--- ENTRIES SHOWN ---
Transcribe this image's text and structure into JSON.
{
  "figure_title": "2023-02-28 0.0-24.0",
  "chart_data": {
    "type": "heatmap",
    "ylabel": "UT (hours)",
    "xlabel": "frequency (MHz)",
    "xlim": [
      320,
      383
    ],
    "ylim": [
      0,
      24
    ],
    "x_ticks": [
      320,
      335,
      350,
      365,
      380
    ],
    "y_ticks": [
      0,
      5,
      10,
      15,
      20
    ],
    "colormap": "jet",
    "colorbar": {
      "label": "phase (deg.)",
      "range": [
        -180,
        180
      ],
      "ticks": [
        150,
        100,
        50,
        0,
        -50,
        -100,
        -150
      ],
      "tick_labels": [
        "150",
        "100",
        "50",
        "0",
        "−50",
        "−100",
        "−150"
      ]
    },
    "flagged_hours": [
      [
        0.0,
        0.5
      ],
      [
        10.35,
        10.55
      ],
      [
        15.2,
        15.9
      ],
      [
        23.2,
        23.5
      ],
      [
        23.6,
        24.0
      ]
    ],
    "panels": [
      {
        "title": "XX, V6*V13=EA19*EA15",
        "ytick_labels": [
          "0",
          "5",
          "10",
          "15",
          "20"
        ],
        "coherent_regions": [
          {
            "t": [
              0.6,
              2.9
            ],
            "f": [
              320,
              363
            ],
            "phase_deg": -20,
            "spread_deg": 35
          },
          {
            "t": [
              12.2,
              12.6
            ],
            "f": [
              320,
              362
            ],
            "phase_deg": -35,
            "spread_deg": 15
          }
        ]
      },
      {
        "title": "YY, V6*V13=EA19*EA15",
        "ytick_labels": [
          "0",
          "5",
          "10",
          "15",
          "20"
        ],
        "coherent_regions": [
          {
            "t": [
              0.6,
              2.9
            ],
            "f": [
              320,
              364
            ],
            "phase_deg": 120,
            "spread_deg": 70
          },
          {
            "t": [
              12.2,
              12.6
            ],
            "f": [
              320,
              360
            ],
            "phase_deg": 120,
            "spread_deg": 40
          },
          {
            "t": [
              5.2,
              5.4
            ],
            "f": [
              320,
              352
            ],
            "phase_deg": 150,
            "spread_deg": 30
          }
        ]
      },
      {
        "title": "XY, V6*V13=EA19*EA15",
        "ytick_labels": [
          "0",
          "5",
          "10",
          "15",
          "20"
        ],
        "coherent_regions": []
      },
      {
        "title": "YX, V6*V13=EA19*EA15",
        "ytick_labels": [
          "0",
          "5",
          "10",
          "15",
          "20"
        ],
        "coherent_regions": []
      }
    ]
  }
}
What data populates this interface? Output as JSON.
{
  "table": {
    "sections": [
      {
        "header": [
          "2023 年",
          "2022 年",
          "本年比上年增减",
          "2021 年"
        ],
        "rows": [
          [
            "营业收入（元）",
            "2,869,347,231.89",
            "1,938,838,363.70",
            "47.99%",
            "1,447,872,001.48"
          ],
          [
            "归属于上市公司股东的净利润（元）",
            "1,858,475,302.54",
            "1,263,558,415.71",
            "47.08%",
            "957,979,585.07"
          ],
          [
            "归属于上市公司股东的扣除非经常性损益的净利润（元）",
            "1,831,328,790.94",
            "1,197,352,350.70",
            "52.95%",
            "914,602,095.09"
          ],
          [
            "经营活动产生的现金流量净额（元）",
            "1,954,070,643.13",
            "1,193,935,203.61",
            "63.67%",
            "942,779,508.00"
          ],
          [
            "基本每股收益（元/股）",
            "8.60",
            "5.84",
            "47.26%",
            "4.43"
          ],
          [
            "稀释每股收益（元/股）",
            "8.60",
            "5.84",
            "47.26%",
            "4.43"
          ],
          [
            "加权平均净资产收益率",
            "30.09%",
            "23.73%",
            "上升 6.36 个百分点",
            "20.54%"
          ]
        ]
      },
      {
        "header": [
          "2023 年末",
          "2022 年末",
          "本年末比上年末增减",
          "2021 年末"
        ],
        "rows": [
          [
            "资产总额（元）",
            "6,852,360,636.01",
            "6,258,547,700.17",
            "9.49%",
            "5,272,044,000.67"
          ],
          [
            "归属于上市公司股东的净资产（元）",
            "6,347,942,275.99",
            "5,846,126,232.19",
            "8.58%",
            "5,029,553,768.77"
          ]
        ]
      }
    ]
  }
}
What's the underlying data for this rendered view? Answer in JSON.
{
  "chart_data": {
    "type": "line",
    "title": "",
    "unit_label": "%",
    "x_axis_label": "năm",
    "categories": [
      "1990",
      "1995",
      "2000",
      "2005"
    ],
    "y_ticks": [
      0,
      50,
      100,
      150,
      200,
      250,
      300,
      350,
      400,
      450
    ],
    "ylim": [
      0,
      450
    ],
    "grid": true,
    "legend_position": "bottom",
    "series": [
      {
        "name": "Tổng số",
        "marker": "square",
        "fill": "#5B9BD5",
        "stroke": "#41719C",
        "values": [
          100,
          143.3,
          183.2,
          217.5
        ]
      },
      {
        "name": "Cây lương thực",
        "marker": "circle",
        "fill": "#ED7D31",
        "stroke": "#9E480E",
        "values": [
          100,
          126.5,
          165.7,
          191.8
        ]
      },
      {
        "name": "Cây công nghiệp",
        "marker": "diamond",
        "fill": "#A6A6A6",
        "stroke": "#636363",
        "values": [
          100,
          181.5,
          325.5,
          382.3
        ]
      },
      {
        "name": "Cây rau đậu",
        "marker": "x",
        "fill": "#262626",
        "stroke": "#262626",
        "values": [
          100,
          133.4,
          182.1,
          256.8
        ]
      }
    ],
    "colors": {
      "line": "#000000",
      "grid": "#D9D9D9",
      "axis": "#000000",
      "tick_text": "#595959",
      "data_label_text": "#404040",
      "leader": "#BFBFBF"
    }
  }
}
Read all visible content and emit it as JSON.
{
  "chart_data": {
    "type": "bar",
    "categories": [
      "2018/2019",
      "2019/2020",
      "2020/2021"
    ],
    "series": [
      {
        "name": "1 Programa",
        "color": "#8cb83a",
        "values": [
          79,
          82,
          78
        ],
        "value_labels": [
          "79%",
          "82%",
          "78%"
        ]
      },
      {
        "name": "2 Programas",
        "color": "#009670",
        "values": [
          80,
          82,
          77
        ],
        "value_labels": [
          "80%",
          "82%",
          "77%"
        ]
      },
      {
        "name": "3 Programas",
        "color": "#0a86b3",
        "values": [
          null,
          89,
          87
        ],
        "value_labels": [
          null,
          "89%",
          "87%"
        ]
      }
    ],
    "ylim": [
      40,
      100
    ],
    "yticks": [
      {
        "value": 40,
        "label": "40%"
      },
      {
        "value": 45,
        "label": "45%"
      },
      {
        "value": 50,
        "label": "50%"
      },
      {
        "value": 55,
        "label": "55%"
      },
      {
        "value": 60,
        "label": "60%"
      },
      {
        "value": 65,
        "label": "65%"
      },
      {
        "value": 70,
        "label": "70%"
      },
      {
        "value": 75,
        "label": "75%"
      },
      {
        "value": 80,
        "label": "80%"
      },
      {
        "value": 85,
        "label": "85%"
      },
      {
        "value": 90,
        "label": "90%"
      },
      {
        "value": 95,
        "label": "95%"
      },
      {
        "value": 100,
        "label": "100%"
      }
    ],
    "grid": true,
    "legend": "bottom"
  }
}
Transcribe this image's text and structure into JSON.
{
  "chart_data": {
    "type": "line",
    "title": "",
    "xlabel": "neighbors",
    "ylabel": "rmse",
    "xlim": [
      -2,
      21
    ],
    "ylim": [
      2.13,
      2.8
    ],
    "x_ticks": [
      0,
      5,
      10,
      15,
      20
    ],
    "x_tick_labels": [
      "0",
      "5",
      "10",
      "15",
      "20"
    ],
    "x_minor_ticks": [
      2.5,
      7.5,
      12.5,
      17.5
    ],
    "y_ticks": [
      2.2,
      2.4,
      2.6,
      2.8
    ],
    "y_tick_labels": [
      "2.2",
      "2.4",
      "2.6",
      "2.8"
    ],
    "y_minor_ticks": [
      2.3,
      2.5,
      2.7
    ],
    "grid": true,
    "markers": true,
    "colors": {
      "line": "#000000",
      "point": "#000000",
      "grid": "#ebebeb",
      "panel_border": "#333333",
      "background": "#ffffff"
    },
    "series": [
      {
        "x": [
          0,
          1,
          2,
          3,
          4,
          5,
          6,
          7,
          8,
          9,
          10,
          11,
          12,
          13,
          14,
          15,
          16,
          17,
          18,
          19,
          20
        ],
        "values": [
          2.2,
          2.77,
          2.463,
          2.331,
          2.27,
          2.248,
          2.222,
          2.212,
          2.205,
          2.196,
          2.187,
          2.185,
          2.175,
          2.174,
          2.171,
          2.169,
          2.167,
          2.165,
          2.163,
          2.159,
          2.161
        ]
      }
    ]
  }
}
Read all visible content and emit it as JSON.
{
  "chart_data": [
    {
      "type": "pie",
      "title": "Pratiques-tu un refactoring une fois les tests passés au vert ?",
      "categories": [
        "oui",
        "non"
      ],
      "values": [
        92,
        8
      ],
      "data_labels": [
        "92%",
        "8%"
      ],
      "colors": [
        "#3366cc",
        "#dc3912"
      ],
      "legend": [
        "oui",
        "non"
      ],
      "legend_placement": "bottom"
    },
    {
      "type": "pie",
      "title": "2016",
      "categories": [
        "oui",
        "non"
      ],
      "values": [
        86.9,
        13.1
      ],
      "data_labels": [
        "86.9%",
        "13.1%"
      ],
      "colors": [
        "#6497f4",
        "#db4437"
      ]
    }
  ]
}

--- INSTRUCTION ---
Extract every line that has the string "What" in it.

--- REPLY TO THE TASK ---
What data populates this interface? Output as JSON.
What's the underlying data for this rendered view? Answer in JSON.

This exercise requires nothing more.